Problem requirements -> Find the word "page" in the material below and gather every line that contains it.

Given data ->
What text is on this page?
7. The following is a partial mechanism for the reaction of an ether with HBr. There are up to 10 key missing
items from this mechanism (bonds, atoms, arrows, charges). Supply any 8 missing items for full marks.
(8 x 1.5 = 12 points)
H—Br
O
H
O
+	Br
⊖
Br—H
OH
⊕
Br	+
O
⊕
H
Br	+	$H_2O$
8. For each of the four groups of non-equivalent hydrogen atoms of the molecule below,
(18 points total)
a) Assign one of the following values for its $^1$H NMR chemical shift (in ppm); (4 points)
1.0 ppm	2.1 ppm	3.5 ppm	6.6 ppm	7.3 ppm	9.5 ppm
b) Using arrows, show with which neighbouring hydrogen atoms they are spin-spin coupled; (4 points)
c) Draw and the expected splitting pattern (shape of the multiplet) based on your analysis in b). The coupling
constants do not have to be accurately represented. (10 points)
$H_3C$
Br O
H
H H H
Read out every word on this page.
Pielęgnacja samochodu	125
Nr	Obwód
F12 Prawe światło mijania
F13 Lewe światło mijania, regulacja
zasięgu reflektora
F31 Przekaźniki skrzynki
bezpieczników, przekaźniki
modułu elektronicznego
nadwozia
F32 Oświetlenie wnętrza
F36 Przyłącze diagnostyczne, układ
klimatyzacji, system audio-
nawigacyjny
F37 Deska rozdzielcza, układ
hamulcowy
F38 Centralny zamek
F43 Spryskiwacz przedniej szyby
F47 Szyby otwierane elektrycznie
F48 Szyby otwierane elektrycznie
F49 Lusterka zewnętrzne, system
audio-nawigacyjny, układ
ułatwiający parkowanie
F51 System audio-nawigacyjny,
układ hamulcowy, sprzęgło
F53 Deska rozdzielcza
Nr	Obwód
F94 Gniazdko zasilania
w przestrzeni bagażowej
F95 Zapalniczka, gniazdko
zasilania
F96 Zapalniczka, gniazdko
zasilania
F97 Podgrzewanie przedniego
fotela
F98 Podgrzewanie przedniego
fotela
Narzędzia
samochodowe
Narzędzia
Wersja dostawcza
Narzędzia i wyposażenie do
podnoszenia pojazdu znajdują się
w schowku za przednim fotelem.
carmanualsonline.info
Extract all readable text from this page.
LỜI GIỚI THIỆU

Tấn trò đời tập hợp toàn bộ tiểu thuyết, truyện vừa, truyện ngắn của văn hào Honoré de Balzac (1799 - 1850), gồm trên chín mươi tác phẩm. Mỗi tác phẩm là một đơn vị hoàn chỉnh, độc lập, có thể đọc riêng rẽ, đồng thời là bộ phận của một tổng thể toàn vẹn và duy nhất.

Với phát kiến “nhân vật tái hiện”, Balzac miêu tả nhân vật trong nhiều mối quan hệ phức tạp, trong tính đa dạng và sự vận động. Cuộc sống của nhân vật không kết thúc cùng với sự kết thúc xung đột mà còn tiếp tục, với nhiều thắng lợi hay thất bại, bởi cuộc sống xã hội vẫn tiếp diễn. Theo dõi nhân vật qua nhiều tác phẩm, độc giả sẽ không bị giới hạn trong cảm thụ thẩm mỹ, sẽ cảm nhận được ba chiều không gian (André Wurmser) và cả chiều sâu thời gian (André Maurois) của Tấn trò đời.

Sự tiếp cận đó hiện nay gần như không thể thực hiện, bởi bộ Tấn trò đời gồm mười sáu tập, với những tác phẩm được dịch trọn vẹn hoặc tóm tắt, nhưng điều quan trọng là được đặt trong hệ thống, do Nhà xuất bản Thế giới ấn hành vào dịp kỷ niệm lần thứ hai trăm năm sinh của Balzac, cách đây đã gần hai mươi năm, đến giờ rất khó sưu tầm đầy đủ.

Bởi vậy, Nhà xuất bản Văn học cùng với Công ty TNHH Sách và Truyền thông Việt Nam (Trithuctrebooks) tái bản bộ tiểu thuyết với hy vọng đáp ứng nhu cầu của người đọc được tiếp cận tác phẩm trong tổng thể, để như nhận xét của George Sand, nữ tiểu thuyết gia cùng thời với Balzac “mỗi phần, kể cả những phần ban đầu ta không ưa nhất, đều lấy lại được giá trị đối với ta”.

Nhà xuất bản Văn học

Reply ->
What text is on this page?
Read out every word on this page.
Extract all readable text from this page.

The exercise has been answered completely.